Could you reproduce the hotplug cpu patch note below, word for word, from "It is typical of" to "a single cpu."?

● Passage given

--- start ---

2007-08-24 22:18:19

by Cliff Wickman

[permalink] [raw]
Subject: [PATCH 1/1] hotplug cpu: migrate a task within its cpuset


When a cpu is disabled, move_task_off_dead_cpu() is called for tasks
that have been running on that cpu.

Currently, such a task is migrated:
1) to any cpu on the same node as the disabled cpu, which is both online
and among that task's cpus_allowed
2) to any cpu which is both online and among that task's cpus_allowed

It is typical of a multithreaded application running on a large NUMA system
to have its tasks confined to a cpuset so as to cluster them near the
memory that they share. Furthermore, it is typical to explicitly place such
a task on a specific cpu in that cpuset. And in that case the task's
cpus_allowed includes only a single cpu.

--- end ---

● Provided material

--- start ---

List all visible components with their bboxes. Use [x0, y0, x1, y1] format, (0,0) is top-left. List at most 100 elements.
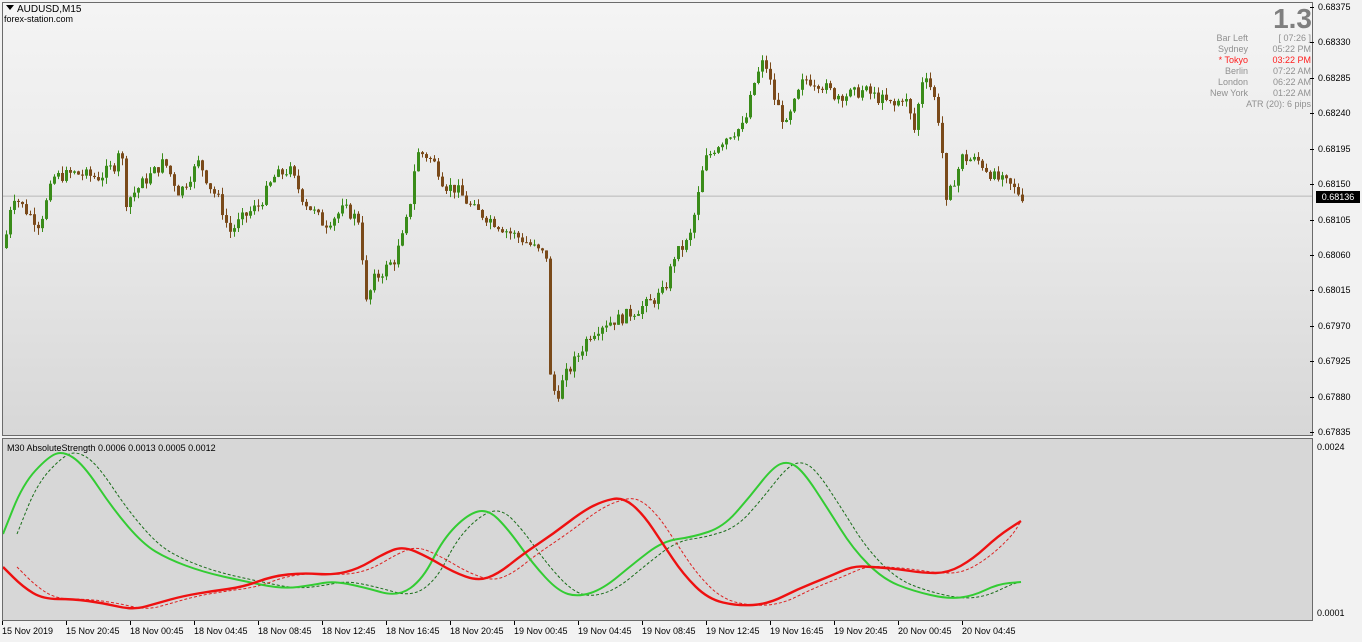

--- end ---

● Output for this task
It is typical of a multithreaded application running on a large NUMA system
to have its tasks confined to a cpuset so as to cluster them near the
memory that they share. Furthermore, it is typical to explicitly place such
a task on a specific cpu in that cpuset. And in that case the task's
cpus_allowed includes only a single cpu.